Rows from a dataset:
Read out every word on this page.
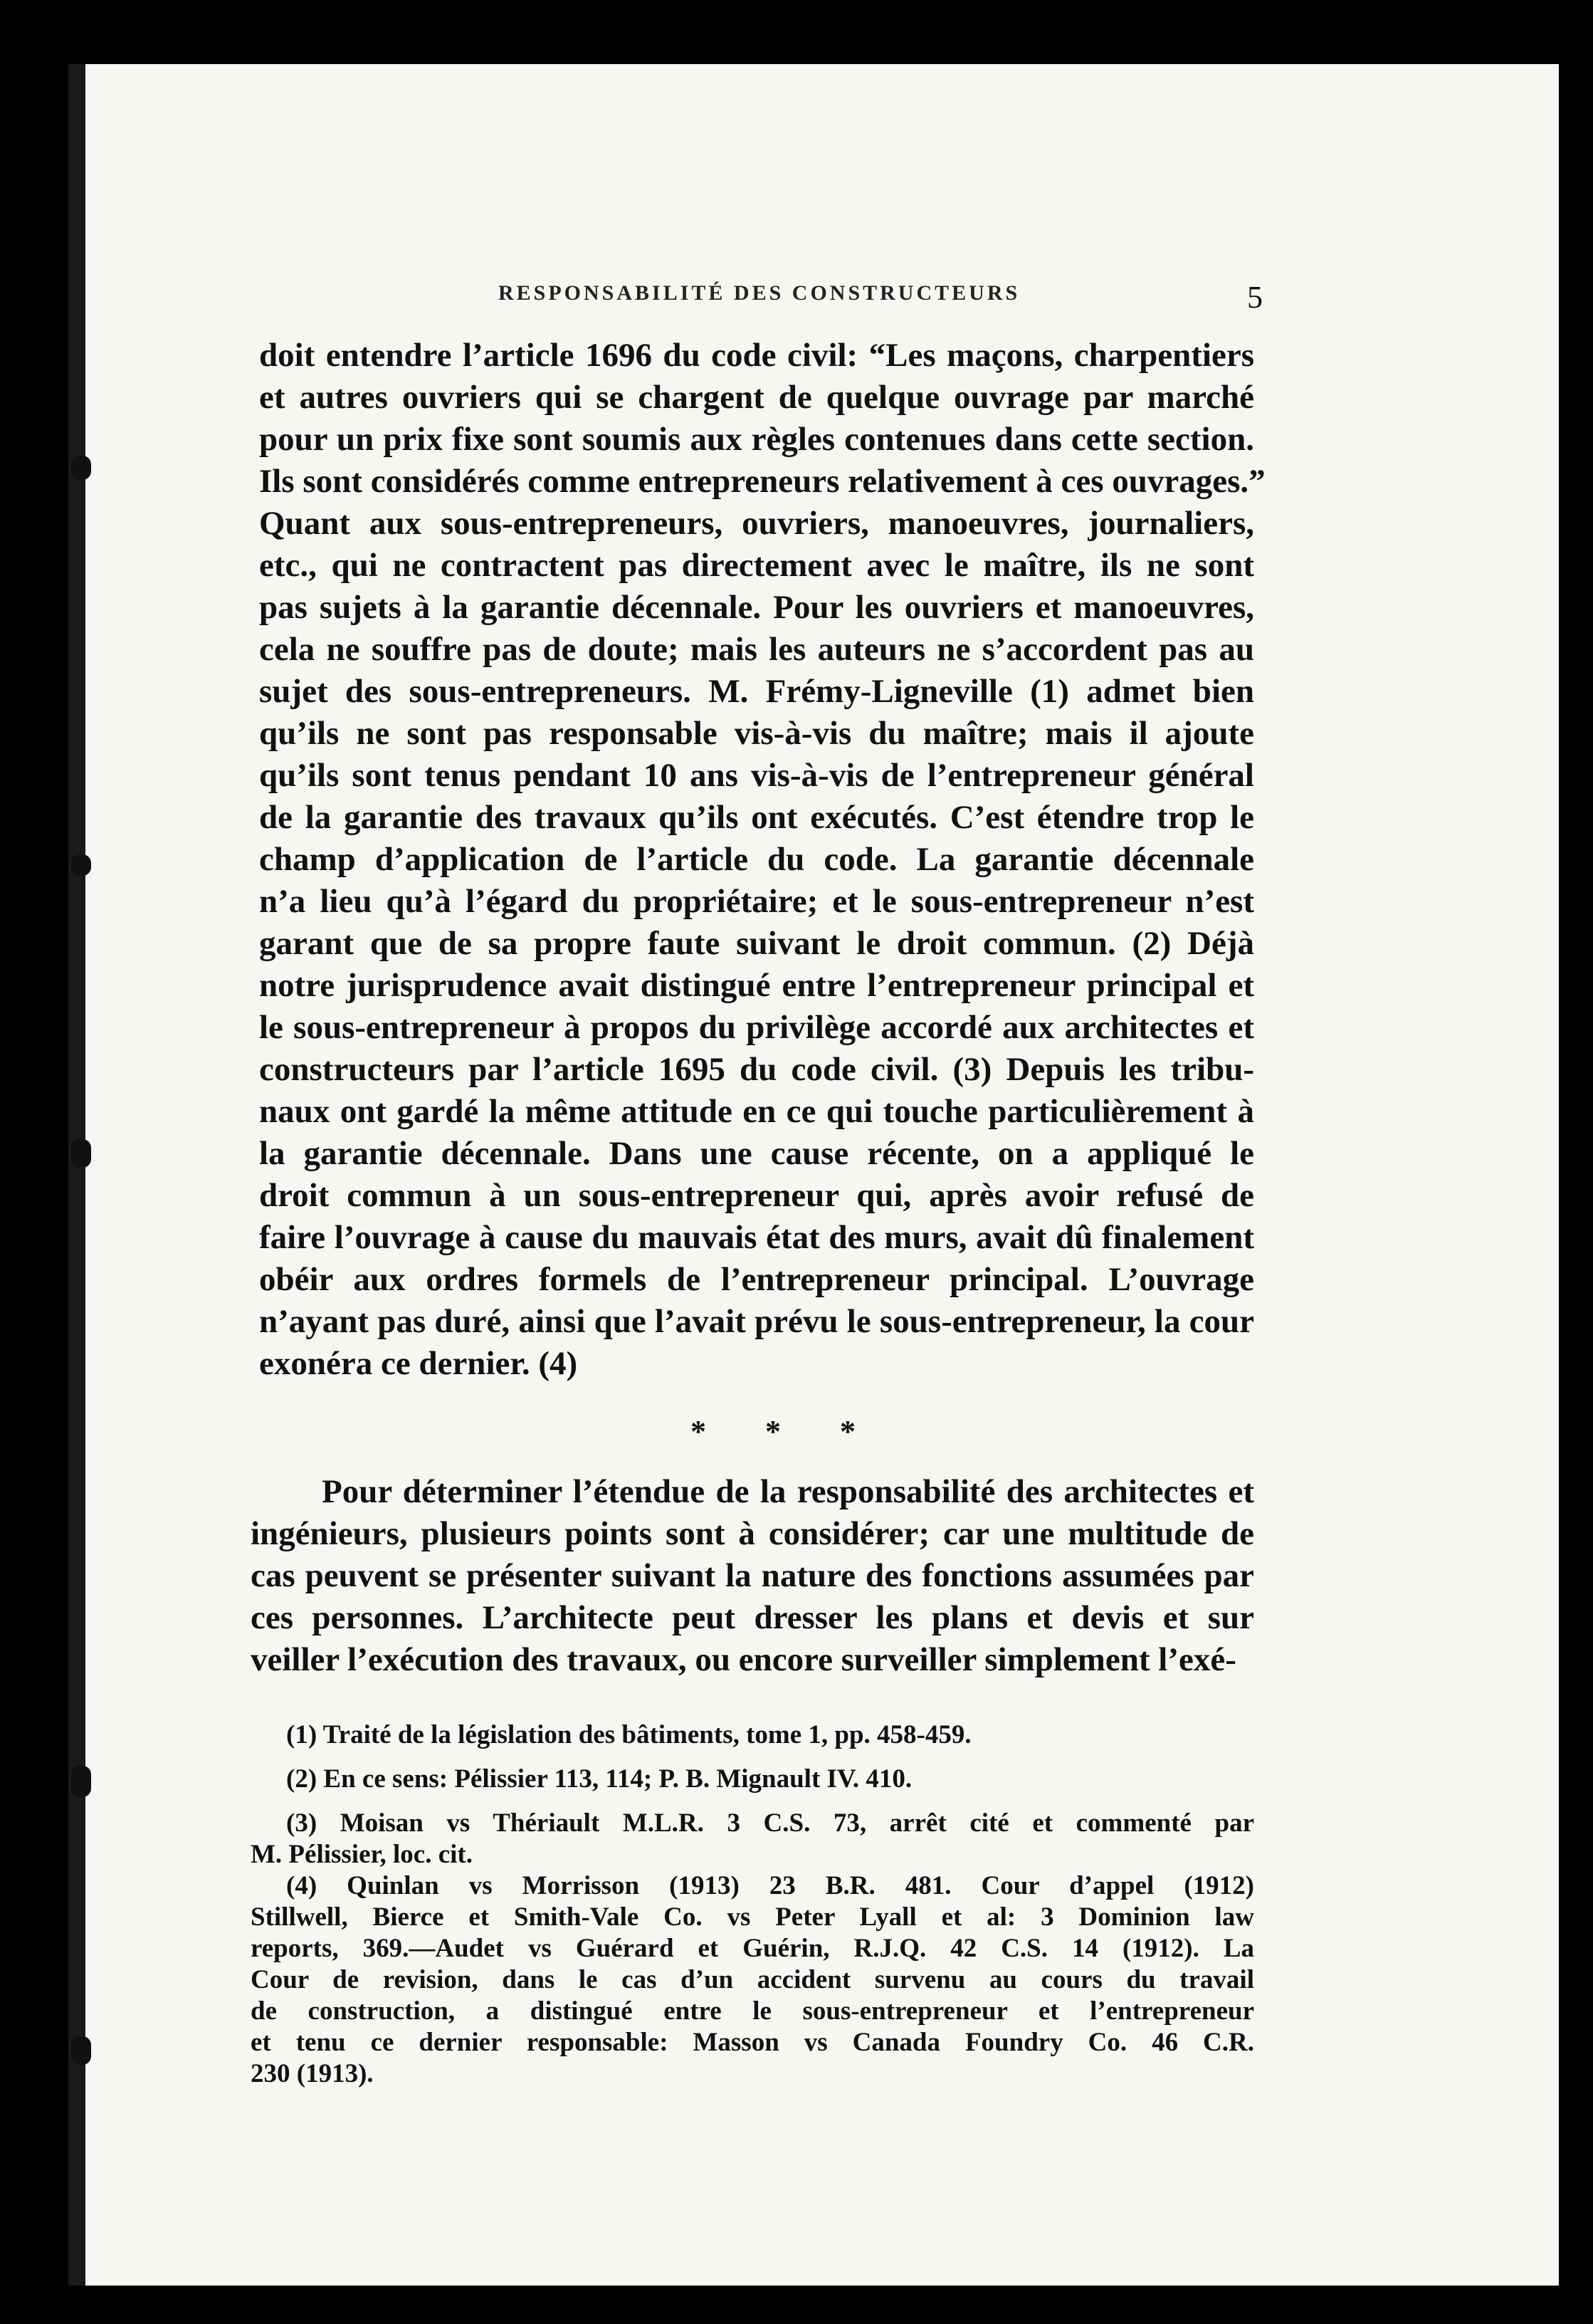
RESPONSABILITÉ DES CONSTRUCTEURS	5
doit entendre l’article 1696 du code civil: “Les maçons, charpentiers
et autres ouvriers qui se chargent de quelque ouvrage par marché
pour un prix fixe sont soumis aux règles contenues dans cette section.
Ils sont considérés comme entrepreneurs relativement à ces ouvrages.”
Quant aux sous-entrepreneurs, ouvriers, manoeuvres, journaliers,
etc., qui ne contractent pas directement avec le maître, ils ne sont
pas sujets à la garantie décennale. Pour les ouvriers et manoeuvres,
cela ne souffre pas de doute; mais les auteurs ne s’accordent pas au
sujet des sous-entrepreneurs. M. Frémy-Ligneville (1) admet bien
qu’ils ne sont pas responsable vis-à-vis du maître; mais il ajoute
qu’ils sont tenus pendant 10 ans vis-à-vis de l’entrepreneur général
de la garantie des travaux qu’ils ont exécutés. C’est étendre trop le
champ d’application de l’article du code. La garantie décennale
n’a lieu qu’à l’égard du propriétaire; et le sous-entrepreneur n’est
garant que de sa propre faute suivant le droit commun. (2) Déjà
notre jurisprudence avait distingué entre l’entrepreneur principal et
le sous-entrepreneur à propos du privilège accordé aux architectes et
constructeurs par l’article 1695 du code civil. (3) Depuis les tribu-
naux ont gardé la même attitude en ce qui touche particulièrement à
la garantie décennale. Dans une cause récente, on a appliqué le
droit commun à un sous-entrepreneur qui, après avoir refusé de
faire l’ouvrage à cause du mauvais état des murs, avait dû finalement
obéir aux ordres formels de l’entrepreneur principal. L’ouvrage
n’ayant pas duré, ainsi que l’avait prévu le sous-entrepreneur, la cour
exonéra ce dernier. (4)
* * *
Pour déterminer l’étendue de la responsabilité des architectes et
ingénieurs, plusieurs points sont à considérer; car une multitude de
cas peuvent se présenter suivant la nature des fonctions assumées par
ces personnes. L’architecte peut dresser les plans et devis et sur
veiller l’exécution des travaux, ou encore surveiller simplement l’exé-
(1) Traité de la législation des bâtiments, tome 1, pp. 458-459.
(2) En ce sens: Pélissier 113, 114; P. B. Mignault IV. 410.
(3) Moisan vs Thériault M.L.R. 3 C.S. 73, arrêt cité et commenté par
M. Pélissier, loc. cit.
(4) Quinlan vs Morrisson (1913) 23 B.R. 481. Cour d’appel (1912)
Stillwell, Bierce et Smith-Vale Co. vs Peter Lyall et al: 3 Dominion law
reports, 369.—Audet vs Guérard et Guérin, R.J.Q. 42 C.S. 14 (1912). La
Cour de revision, dans le cas d’un accident survenu au cours du travail
de construction, a distingué entre le sous-entrepreneur et l’entrepreneur
et tenu ce dernier responsable: Masson vs Canada Foundry Co. 46 C.R.
230 (1913).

**GOAL:** Restate the records above in full, word for word. Keep pictures out.

**ANSWER TO THIS PROBLEM:**
Read out every word on this page.
RESPONSABILITÉ DES CONSTRUCTEURS	5
doit entendre l’article 1696 du code civil: “Les maçons, charpentiers
et autres ouvriers qui se chargent de quelque ouvrage par marché
pour un prix fixe sont soumis aux règles contenues dans cette section.
Ils sont considérés comme entrepreneurs relativement à ces ouvrages.”
Quant aux sous-entrepreneurs, ouvriers, manoeuvres, journaliers,
etc., qui ne contractent pas directement avec le maître, ils ne sont
pas sujets à la garantie décennale. Pour les ouvriers et manoeuvres,
cela ne souffre pas de doute; mais les auteurs ne s’accordent pas au
sujet des sous-entrepreneurs. M. Frémy-Ligneville (1) admet bien
qu’ils ne sont pas responsable vis-à-vis du maître; mais il ajoute
qu’ils sont tenus pendant 10 ans vis-à-vis de l’entrepreneur général
de la garantie des travaux qu’ils ont exécutés. C’est étendre trop le
champ d’application de l’article du code. La garantie décennale
n’a lieu qu’à l’égard du propriétaire; et le sous-entrepreneur n’est
garant que de sa propre faute suivant le droit commun. (2) Déjà
notre jurisprudence avait distingué entre l’entrepreneur principal et
le sous-entrepreneur à propos du privilège accordé aux architectes et
constructeurs par l’article 1695 du code civil. (3) Depuis les tribu-
naux ont gardé la même attitude en ce qui touche particulièrement à
la garantie décennale. Dans une cause récente, on a appliqué le
droit commun à un sous-entrepreneur qui, après avoir refusé de
faire l’ouvrage à cause du mauvais état des murs, avait dû finalement
obéir aux ordres formels de l’entrepreneur principal. L’ouvrage
n’ayant pas duré, ainsi que l’avait prévu le sous-entrepreneur, la cour
exonéra ce dernier. (4)
* * *
Pour déterminer l’étendue de la responsabilité des architectes et
ingénieurs, plusieurs points sont à considérer; car une multitude de
cas peuvent se présenter suivant la nature des fonctions assumées par
ces personnes. L’architecte peut dresser les plans et devis et sur
veiller l’exécution des travaux, ou encore surveiller simplement l’exé-
(1) Traité de la législation des bâtiments, tome 1, pp. 458-459.
(2) En ce sens: Pélissier 113, 114; P. B. Mignault IV. 410.
(3) Moisan vs Thériault M.L.R. 3 C.S. 73, arrêt cité et commenté par
M. Pélissier, loc. cit.
(4) Quinlan vs Morrisson (1913) 23 B.R. 481. Cour d’appel (1912)
Stillwell, Bierce et Smith-Vale Co. vs Peter Lyall et al: 3 Dominion law
reports, 369.—Audet vs Guérard et Guérin, R.J.Q. 42 C.S. 14 (1912). La
Cour de revision, dans le cas d’un accident survenu au cours du travail
de construction, a distingué entre le sous-entrepreneur et l’entrepreneur
et tenu ce dernier responsable: Masson vs Canada Foundry Co. 46 C.R.
230 (1913).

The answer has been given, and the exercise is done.